[start Data for this exercise]

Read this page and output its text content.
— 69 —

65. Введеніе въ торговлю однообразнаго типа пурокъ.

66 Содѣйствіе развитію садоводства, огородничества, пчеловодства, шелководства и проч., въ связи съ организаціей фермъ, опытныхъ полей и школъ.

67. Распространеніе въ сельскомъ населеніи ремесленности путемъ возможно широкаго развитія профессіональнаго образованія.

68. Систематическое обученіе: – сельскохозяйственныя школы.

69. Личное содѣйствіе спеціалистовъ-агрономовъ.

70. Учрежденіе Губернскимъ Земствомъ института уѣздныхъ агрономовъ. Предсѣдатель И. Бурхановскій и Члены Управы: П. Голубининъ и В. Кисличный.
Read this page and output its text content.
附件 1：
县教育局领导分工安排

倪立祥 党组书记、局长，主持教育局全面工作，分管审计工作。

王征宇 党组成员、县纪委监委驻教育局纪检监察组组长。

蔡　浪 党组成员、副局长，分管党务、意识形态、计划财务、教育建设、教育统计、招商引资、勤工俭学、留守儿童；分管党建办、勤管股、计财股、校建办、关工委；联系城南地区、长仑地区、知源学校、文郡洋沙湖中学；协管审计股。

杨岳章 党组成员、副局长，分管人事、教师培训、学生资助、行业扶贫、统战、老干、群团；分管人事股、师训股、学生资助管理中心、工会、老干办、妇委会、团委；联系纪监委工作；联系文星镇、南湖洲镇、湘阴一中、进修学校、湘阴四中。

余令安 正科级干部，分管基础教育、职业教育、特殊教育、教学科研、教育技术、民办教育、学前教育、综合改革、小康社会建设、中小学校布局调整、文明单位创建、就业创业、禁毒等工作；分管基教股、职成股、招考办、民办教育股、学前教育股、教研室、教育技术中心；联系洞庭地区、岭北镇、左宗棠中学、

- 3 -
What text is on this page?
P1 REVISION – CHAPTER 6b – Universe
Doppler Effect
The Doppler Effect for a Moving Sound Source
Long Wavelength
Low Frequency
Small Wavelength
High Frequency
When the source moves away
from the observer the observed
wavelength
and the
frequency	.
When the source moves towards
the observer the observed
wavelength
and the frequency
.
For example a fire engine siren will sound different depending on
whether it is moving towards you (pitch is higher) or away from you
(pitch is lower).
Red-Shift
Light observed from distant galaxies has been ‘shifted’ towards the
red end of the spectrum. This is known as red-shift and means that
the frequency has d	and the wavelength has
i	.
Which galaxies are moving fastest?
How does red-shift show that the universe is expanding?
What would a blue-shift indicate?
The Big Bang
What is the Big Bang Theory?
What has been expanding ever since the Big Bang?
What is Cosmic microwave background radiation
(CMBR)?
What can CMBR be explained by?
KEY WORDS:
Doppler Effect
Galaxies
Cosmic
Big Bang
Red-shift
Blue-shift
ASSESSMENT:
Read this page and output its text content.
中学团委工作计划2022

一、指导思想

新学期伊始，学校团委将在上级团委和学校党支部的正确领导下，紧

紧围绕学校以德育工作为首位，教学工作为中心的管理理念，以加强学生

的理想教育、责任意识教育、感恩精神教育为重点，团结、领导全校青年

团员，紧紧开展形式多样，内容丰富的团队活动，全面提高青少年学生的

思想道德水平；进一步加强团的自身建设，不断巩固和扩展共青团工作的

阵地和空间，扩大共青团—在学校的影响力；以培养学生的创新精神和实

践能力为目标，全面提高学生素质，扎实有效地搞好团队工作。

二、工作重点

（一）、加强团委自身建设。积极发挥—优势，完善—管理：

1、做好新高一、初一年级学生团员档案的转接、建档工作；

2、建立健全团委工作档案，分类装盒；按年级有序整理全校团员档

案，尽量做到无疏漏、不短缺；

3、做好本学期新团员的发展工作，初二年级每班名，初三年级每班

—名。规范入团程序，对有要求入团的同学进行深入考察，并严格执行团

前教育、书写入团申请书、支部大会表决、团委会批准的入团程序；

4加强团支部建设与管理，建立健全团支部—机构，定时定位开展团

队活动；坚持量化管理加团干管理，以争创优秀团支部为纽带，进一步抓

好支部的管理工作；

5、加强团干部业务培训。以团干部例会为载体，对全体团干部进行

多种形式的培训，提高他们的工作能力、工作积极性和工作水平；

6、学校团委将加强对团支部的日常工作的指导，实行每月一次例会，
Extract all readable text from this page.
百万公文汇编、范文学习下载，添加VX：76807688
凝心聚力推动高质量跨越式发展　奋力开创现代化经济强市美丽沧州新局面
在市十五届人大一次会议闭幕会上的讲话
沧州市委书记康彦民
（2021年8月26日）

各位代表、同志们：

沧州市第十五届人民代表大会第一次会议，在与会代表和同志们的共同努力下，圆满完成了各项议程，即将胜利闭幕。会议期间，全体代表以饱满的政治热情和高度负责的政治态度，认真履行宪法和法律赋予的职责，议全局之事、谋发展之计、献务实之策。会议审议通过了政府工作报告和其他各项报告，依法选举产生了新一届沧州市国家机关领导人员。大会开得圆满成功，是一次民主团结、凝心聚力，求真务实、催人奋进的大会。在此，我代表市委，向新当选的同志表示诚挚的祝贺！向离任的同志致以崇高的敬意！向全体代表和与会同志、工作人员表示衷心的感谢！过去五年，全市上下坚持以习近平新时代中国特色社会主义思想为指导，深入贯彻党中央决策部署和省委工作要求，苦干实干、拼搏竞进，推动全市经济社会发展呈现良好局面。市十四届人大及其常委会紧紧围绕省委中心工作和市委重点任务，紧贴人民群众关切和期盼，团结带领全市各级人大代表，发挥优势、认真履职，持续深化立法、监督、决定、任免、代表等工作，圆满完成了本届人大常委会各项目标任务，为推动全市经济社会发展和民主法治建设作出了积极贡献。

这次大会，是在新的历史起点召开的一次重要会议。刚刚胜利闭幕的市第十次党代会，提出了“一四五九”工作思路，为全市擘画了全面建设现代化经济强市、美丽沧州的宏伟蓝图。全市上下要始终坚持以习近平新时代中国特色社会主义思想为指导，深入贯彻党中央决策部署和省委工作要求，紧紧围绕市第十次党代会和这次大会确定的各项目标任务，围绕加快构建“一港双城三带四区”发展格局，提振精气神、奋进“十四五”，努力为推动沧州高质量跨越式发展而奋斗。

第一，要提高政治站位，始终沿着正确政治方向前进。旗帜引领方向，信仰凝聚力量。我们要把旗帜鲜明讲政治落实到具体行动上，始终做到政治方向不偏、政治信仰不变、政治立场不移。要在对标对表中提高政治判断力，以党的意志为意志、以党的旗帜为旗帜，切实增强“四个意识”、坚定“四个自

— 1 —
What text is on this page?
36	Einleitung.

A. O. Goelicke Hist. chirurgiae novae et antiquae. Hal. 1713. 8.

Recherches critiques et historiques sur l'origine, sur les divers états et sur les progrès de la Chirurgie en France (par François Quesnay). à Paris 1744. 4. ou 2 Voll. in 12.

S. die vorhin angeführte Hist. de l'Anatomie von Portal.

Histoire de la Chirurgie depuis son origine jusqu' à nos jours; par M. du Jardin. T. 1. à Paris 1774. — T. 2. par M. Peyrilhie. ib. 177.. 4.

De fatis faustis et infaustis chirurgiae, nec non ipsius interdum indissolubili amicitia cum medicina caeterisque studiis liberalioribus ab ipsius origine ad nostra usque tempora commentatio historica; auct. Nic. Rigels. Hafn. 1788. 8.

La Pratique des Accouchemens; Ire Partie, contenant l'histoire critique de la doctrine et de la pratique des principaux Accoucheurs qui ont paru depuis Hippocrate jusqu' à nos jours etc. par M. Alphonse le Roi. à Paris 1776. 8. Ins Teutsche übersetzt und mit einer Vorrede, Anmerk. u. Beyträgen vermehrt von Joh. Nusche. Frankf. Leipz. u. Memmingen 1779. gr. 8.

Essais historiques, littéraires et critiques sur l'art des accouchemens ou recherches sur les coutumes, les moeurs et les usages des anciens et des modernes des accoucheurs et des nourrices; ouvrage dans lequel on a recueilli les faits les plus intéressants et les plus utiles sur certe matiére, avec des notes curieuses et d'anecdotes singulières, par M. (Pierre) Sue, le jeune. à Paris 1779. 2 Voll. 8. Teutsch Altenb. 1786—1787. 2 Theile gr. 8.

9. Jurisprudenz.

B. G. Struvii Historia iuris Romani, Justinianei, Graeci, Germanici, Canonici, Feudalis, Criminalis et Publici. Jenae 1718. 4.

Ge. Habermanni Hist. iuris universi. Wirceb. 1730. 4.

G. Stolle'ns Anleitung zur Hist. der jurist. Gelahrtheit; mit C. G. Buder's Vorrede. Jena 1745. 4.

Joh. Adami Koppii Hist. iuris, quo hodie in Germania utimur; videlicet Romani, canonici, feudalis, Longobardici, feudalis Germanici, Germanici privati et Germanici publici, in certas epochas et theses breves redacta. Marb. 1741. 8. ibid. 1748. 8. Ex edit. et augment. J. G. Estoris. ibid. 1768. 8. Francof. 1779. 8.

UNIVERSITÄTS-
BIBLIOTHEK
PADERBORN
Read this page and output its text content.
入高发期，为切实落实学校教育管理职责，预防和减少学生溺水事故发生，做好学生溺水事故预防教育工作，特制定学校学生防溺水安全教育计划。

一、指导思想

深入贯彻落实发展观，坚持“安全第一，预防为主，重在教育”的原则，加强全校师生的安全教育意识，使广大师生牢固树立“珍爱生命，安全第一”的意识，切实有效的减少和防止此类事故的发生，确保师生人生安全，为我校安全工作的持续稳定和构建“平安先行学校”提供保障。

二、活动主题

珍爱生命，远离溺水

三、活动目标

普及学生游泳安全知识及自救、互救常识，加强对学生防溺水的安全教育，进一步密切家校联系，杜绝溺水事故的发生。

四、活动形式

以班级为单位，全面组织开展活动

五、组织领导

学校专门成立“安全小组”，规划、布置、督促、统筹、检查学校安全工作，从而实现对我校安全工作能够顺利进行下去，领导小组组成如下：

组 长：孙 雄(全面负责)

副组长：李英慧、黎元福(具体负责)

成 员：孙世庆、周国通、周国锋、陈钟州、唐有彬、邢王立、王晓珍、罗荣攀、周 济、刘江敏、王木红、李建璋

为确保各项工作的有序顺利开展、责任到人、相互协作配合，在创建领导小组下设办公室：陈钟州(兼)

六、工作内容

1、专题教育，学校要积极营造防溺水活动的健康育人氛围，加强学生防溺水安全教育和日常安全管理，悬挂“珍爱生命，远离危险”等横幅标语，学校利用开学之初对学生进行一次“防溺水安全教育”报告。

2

[end Data for this exercise]

Your goal:
Show the lines where the word "critiques" appears in the entries.

Expected output:
Recherches critiques et historiques sur l'origine, sur les divers états et sur les progrès de la Chirurgie en France (par François Quesnay). à Paris 1744. 4. ou 2 Voll. in 12.
Essais historiques, littéraires et critiques sur l'art des accouchemens ou recherches sur les coutumes, les moeurs et les usages des anciens et des modernes des accoucheurs et des nourrices; ouvrage dans lequel on a recueilli les faits les plus intéressants et les plus utiles sur certe matiére, avec des notes curieuses et d'anecdotes singulières, par M. (Pierre) Sue, le jeune. à Paris 1779. 2 Voll. 8. Teutsch Altenb. 1786—1787. 2 Theile gr. 8.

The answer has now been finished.